(RAW DATA)

──────────────────────────────

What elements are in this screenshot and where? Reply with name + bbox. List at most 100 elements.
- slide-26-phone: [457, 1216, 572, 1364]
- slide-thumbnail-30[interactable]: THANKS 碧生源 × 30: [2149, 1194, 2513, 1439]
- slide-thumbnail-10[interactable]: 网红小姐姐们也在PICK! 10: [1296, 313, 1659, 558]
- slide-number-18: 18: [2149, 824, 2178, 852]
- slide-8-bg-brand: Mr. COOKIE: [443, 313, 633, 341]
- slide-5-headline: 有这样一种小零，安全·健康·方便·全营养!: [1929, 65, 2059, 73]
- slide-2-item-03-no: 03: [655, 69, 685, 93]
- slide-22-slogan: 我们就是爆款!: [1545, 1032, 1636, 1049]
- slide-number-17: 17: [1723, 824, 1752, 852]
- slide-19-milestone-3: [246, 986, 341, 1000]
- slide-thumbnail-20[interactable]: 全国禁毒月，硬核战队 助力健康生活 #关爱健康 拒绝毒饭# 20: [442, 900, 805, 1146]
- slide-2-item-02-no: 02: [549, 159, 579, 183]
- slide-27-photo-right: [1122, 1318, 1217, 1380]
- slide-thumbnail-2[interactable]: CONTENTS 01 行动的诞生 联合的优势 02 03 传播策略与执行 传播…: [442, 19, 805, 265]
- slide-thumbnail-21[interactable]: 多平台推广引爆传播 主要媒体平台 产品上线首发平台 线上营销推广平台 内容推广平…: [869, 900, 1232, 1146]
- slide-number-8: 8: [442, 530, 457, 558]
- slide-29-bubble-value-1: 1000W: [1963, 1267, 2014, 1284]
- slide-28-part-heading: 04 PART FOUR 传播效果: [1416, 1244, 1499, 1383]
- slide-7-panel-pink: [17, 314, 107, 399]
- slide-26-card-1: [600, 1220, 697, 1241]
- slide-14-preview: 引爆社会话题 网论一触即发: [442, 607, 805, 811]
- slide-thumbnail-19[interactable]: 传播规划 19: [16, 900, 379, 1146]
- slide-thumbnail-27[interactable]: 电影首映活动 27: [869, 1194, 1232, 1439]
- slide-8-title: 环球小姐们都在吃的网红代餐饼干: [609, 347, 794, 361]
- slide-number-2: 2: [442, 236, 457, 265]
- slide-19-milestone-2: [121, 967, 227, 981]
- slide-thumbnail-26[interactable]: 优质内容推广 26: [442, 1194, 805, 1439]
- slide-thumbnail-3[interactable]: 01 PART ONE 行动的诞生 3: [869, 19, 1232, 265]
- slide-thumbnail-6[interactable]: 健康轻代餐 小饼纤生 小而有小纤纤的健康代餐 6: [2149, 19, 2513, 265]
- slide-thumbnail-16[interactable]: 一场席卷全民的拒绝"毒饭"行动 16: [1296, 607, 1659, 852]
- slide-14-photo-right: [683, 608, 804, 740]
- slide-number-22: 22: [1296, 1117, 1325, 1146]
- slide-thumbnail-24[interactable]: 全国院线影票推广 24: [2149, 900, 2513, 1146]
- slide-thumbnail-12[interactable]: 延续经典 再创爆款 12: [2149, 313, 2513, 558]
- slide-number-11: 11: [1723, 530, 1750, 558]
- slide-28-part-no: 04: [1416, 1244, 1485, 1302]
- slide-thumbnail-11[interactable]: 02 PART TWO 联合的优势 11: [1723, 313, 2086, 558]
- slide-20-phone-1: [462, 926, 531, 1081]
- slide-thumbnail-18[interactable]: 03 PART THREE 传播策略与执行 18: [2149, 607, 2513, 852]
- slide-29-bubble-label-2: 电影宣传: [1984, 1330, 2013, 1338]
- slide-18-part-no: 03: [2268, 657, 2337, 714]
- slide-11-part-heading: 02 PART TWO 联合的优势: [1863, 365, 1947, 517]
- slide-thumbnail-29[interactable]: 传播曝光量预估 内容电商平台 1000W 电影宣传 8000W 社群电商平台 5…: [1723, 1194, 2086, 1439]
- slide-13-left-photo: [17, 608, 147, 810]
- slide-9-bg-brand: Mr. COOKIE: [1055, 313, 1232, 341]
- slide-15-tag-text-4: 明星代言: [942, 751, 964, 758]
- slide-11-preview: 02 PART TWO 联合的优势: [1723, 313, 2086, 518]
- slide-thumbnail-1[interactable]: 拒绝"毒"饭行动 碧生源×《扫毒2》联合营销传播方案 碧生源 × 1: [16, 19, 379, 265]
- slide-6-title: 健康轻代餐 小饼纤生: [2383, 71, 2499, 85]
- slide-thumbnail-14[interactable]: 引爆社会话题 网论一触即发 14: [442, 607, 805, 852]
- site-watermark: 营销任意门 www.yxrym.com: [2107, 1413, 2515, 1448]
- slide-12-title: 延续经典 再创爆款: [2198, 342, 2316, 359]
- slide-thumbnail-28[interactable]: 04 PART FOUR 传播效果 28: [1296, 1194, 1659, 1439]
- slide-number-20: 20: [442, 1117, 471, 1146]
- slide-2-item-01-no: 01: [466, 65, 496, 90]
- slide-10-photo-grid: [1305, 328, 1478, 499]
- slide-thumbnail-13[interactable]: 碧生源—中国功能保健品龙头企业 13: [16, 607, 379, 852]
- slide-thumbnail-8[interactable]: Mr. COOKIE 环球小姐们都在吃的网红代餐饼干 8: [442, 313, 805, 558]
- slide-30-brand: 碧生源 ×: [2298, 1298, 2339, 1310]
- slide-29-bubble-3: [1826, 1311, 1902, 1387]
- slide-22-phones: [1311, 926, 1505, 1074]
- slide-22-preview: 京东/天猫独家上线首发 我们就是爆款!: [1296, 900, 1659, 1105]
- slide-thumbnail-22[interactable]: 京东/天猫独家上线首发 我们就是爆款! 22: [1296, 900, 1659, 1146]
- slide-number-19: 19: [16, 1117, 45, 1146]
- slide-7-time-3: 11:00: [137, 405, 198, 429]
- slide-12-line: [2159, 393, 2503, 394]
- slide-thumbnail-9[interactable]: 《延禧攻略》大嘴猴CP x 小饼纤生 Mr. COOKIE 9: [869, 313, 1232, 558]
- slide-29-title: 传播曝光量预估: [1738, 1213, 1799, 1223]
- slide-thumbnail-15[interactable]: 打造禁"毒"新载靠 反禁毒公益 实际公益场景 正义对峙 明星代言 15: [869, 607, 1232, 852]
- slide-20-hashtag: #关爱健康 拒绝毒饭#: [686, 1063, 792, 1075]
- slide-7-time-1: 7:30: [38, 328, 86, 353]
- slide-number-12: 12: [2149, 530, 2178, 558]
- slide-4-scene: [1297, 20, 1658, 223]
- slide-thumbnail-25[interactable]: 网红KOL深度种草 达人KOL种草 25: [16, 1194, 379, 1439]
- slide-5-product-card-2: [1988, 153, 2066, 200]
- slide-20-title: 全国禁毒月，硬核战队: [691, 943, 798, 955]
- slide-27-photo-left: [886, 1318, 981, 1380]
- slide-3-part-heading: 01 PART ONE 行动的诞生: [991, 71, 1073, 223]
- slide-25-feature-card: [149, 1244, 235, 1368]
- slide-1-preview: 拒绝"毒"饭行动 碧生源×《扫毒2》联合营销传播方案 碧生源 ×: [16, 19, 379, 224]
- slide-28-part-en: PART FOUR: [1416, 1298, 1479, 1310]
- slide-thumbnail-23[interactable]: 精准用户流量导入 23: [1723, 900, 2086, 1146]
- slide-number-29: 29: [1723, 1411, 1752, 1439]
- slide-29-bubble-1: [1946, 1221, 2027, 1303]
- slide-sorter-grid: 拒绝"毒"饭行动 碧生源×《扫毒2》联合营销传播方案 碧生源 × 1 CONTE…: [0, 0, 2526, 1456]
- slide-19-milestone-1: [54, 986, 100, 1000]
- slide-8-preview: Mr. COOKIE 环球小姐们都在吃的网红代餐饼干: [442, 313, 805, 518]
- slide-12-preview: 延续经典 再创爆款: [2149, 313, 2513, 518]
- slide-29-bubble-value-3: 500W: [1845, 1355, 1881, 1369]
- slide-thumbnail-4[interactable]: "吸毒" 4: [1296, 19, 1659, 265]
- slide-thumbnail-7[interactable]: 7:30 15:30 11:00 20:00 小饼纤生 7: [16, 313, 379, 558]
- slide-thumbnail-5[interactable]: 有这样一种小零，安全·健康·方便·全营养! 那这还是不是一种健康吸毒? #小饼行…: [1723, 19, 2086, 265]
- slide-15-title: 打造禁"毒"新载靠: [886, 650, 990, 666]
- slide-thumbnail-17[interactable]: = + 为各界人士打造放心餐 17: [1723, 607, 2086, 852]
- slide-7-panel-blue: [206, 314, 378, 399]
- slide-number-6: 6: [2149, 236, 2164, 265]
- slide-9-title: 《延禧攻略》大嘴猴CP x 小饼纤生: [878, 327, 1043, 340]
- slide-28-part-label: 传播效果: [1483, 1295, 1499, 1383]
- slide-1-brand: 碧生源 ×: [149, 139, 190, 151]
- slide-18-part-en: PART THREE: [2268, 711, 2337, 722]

──────────────────────────────

(REQUIRED WORK) Copy the material verbatim, from its first line through the line that contains "- slide-thumbnail-19[interactable]: 传播规划", including both of those lines.

(WRITTEN SOLUTION)
What elements are in this screenshot and where? Reply with name + bbox. List at most 100 elements.
- slide-26-phone: [457, 1216, 572, 1364]
- slide-thumbnail-30[interactable]: THANKS 碧生源 × 30: [2149, 1194, 2513, 1439]
- slide-thumbnail-10[interactable]: 网红小姐姐们也在PICK! 10: [1296, 313, 1659, 558]
- slide-number-18: 18: [2149, 824, 2178, 852]
- slide-8-bg-brand: Mr. COOKIE: [443, 313, 633, 341]
- slide-5-headline: 有这样一种小零，安全·健康·方便·全营养!: [1929, 65, 2059, 73]
- slide-2-item-03-no: 03: [655, 69, 685, 93]
- slide-22-slogan: 我们就是爆款!: [1545, 1032, 1636, 1049]
- slide-number-17: 17: [1723, 824, 1752, 852]
- slide-19-milestone-3: [246, 986, 341, 1000]
- slide-thumbnail-20[interactable]: 全国禁毒月，硬核战队 助力健康生活 #关爱健康 拒绝毒饭# 20: [442, 900, 805, 1146]
- slide-2-item-02-no: 02: [549, 159, 579, 183]
- slide-27-photo-right: [1122, 1318, 1217, 1380]
- slide-thumbnail-2[interactable]: CONTENTS 01 行动的诞生 联合的优势 02 03 传播策略与执行 传播…: [442, 19, 805, 265]
- slide-thumbnail-21[interactable]: 多平台推广引爆传播 主要媒体平台 产品上线首发平台 线上营销推广平台 内容推广平…: [869, 900, 1232, 1146]
- slide-number-8: 8: [442, 530, 457, 558]
- slide-29-bubble-value-1: 1000W: [1963, 1267, 2014, 1284]
- slide-28-part-heading: 04 PART FOUR 传播效果: [1416, 1244, 1499, 1383]
- slide-7-panel-pink: [17, 314, 107, 399]
- slide-26-card-1: [600, 1220, 697, 1241]
- slide-14-preview: 引爆社会话题 网论一触即发: [442, 607, 805, 811]
- slide-thumbnail-19[interactable]: 传播规划 19: [16, 900, 379, 1146]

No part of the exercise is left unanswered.